# Information supplied start
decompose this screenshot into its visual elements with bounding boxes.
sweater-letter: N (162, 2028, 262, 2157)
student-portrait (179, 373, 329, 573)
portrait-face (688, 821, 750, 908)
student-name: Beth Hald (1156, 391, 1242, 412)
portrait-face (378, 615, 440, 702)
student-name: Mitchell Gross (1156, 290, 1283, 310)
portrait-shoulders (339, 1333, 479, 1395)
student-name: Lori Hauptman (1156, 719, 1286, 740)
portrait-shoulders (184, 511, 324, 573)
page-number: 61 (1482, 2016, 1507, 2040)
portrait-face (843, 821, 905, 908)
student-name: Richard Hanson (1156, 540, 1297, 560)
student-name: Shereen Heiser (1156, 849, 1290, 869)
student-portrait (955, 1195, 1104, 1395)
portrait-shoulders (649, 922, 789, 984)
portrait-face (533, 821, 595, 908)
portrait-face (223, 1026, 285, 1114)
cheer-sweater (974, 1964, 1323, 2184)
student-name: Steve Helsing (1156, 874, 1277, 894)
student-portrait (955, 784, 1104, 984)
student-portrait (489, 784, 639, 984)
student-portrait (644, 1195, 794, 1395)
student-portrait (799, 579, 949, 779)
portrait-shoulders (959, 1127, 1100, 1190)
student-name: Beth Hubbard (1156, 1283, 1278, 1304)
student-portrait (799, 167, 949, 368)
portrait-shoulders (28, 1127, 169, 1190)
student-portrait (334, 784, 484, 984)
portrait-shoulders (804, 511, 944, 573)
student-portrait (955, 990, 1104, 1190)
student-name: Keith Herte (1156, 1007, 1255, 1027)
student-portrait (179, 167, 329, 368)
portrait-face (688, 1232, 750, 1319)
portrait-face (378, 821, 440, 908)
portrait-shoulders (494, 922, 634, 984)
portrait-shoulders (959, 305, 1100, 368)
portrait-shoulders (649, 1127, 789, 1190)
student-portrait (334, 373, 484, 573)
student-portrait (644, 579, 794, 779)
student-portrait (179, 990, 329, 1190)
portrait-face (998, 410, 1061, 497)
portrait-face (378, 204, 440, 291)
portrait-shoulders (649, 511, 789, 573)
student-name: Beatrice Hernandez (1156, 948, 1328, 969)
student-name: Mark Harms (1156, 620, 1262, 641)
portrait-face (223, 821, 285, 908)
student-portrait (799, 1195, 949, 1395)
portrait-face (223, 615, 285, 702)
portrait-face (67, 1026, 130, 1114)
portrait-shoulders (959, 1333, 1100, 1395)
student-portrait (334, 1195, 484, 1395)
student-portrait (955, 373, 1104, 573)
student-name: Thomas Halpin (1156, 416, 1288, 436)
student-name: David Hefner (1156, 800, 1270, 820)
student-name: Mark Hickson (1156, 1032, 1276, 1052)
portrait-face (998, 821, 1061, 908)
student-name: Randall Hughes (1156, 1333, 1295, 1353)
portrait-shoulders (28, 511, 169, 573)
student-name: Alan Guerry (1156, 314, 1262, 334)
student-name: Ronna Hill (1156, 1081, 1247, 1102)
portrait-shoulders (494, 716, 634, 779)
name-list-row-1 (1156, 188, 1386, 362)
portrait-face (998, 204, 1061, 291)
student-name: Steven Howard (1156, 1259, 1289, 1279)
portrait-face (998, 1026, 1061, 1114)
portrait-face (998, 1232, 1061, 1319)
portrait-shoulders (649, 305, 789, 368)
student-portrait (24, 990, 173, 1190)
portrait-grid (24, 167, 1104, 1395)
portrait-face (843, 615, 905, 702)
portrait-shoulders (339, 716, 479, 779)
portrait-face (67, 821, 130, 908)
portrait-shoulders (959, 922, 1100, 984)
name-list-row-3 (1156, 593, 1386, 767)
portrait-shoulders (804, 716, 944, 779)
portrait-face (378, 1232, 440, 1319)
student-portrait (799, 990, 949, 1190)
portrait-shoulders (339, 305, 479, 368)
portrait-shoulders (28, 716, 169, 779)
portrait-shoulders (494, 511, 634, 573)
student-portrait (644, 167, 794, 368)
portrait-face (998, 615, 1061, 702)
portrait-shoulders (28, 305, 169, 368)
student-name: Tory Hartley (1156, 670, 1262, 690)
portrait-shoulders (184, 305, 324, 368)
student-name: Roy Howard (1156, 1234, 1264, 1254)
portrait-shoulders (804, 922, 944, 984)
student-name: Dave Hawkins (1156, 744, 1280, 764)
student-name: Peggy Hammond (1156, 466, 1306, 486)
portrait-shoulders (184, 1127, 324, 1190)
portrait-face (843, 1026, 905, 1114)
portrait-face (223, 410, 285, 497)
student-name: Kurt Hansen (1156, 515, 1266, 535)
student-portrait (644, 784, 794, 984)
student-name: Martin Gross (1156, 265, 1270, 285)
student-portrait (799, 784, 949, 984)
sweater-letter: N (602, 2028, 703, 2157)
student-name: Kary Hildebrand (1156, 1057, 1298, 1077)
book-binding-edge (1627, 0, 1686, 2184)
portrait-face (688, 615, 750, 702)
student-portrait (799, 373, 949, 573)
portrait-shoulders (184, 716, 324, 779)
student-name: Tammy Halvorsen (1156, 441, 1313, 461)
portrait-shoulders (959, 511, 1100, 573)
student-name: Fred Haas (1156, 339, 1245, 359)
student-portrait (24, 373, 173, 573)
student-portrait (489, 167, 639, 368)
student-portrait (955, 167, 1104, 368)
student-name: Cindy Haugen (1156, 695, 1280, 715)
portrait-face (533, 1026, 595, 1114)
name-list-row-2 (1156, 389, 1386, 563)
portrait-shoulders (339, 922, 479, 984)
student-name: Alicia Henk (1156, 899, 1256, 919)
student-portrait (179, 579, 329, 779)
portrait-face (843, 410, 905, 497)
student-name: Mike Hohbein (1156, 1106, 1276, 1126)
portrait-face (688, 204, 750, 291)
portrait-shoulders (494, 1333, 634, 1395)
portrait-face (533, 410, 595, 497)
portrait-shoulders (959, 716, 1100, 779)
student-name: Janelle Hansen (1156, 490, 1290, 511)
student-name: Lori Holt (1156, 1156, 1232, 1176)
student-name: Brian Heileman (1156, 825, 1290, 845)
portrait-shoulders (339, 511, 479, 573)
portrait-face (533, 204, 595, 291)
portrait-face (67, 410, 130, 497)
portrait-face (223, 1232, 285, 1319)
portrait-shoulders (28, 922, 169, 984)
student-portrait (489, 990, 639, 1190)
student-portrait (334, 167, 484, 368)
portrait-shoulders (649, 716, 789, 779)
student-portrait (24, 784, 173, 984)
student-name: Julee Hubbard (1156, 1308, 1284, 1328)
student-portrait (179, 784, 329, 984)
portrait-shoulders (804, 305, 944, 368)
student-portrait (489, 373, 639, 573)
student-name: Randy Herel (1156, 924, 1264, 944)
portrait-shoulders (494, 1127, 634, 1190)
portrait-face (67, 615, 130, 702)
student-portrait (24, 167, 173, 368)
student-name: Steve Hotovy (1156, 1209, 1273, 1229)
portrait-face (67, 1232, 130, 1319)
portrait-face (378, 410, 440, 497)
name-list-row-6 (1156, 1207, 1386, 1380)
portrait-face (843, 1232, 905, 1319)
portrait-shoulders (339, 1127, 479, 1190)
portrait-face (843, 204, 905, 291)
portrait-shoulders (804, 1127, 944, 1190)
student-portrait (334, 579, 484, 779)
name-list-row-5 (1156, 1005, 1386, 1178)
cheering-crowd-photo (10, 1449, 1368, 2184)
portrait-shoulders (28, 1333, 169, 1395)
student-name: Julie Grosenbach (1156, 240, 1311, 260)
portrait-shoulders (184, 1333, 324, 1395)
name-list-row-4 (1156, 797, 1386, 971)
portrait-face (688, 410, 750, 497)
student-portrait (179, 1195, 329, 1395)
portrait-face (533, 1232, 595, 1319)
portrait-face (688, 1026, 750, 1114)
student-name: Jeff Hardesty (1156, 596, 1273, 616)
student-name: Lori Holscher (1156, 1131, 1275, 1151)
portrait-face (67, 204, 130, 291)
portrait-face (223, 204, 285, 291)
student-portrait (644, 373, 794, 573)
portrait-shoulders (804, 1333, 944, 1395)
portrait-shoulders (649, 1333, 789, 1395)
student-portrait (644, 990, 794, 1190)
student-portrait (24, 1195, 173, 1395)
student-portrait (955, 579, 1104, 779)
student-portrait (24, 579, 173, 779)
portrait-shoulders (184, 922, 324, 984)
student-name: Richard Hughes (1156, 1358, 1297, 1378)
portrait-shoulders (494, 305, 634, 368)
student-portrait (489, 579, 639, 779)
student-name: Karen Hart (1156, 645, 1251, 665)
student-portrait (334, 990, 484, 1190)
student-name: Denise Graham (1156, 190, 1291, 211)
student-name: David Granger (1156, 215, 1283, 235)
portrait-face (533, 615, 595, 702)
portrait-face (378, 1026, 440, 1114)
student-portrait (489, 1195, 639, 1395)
# Information supplied end
# Information supplied start
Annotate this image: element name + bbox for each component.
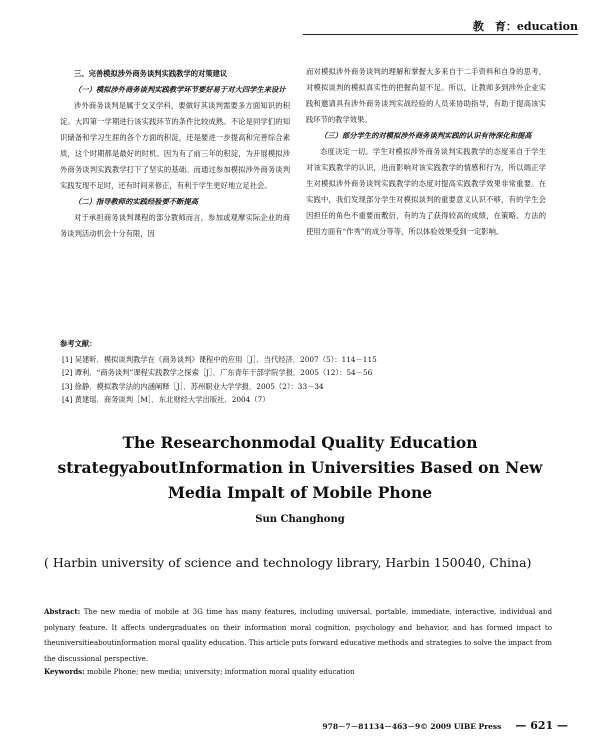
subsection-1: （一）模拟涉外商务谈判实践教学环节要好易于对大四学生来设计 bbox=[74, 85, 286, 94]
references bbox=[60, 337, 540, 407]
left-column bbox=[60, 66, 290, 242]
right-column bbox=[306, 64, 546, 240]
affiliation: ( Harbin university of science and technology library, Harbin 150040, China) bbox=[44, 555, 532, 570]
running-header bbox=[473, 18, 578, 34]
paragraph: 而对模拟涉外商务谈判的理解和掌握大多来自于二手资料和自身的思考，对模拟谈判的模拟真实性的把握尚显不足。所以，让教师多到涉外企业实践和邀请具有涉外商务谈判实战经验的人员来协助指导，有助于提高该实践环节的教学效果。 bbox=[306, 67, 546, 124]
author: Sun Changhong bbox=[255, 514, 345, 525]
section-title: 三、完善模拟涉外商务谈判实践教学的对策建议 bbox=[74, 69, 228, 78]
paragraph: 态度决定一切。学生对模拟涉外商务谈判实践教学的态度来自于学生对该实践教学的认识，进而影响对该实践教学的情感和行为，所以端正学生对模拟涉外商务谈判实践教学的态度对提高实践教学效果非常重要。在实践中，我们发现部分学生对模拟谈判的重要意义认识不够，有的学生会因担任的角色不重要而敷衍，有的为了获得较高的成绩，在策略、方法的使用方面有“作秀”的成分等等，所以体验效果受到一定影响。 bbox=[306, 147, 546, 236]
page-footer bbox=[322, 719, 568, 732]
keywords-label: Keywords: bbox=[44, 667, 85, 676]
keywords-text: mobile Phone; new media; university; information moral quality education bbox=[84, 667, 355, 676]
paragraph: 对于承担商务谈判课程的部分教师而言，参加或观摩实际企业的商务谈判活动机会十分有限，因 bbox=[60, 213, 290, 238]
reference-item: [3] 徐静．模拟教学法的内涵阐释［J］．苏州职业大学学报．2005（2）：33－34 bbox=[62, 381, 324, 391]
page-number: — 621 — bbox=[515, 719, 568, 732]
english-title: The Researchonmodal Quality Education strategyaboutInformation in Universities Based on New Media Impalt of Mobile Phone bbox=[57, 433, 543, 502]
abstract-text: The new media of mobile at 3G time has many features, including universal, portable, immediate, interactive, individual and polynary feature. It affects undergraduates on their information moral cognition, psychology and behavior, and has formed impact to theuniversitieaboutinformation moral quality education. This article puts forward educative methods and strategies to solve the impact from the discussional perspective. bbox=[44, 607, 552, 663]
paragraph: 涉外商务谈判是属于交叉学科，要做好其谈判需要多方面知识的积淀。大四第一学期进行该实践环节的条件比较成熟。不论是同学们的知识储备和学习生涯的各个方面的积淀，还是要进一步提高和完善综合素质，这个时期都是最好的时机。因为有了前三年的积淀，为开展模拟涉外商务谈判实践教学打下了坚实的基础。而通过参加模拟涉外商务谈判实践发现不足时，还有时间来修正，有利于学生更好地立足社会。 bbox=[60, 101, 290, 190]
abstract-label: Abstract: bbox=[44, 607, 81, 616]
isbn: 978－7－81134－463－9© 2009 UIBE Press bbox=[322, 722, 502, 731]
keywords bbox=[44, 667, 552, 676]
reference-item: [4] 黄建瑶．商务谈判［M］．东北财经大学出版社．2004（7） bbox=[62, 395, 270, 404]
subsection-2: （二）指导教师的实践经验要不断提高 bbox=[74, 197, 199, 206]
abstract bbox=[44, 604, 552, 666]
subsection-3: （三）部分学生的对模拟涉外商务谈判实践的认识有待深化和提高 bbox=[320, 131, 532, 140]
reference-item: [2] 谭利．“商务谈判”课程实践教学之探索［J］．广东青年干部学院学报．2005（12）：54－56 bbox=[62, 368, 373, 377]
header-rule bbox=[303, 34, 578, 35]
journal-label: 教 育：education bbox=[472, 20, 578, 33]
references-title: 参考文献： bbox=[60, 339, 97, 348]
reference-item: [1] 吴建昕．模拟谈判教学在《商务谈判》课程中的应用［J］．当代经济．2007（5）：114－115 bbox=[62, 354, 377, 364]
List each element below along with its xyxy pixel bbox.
# Information supplied end
== Given task ==
Please copy the lines of the listing verbatim, beginning at the line containing "decompose this screenshot" and ending after the line containing "portrait-shoulders (959, 305, 1100, 368)".

== Result of the exercise ==
decompose this screenshot into its visual elements with bounding boxes.
sweater-letter: N (162, 2028, 262, 2157)
student-portrait (179, 373, 329, 573)
portrait-face (688, 821, 750, 908)
student-name: Beth Hald (1156, 391, 1242, 412)
portrait-face (378, 615, 440, 702)
student-name: Mitchell Gross (1156, 290, 1283, 310)
portrait-shoulders (339, 1333, 479, 1395)
student-name: Lori Hauptman (1156, 719, 1286, 740)
portrait-shoulders (184, 511, 324, 573)
page-number: 61 (1482, 2016, 1507, 2040)
portrait-face (843, 821, 905, 908)
student-name: Richard Hanson (1156, 540, 1297, 560)
student-name: Shereen Heiser (1156, 849, 1290, 869)
student-portrait (955, 1195, 1104, 1395)
portrait-shoulders (649, 922, 789, 984)
portrait-face (533, 821, 595, 908)
portrait-face (223, 1026, 285, 1114)
cheer-sweater (974, 1964, 1323, 2184)
student-name: Steve Helsing (1156, 874, 1277, 894)
student-portrait (955, 784, 1104, 984)
student-portrait (489, 784, 639, 984)
student-portrait (644, 1195, 794, 1395)
student-portrait (799, 579, 949, 779)
portrait-shoulders (959, 1127, 1100, 1190)
student-name: Beth Hubbard (1156, 1283, 1278, 1304)
student-portrait (799, 167, 949, 368)
portrait-shoulders (28, 1127, 169, 1190)
student-portrait (334, 784, 484, 984)
portrait-shoulders (804, 511, 944, 573)
student-portrait (955, 990, 1104, 1190)
student-name: Keith Herte (1156, 1007, 1255, 1027)
student-portrait (179, 167, 329, 368)
portrait-face (688, 1232, 750, 1319)
portrait-face (378, 821, 440, 908)
portrait-shoulders (494, 922, 634, 984)
portrait-shoulders (959, 305, 1100, 368)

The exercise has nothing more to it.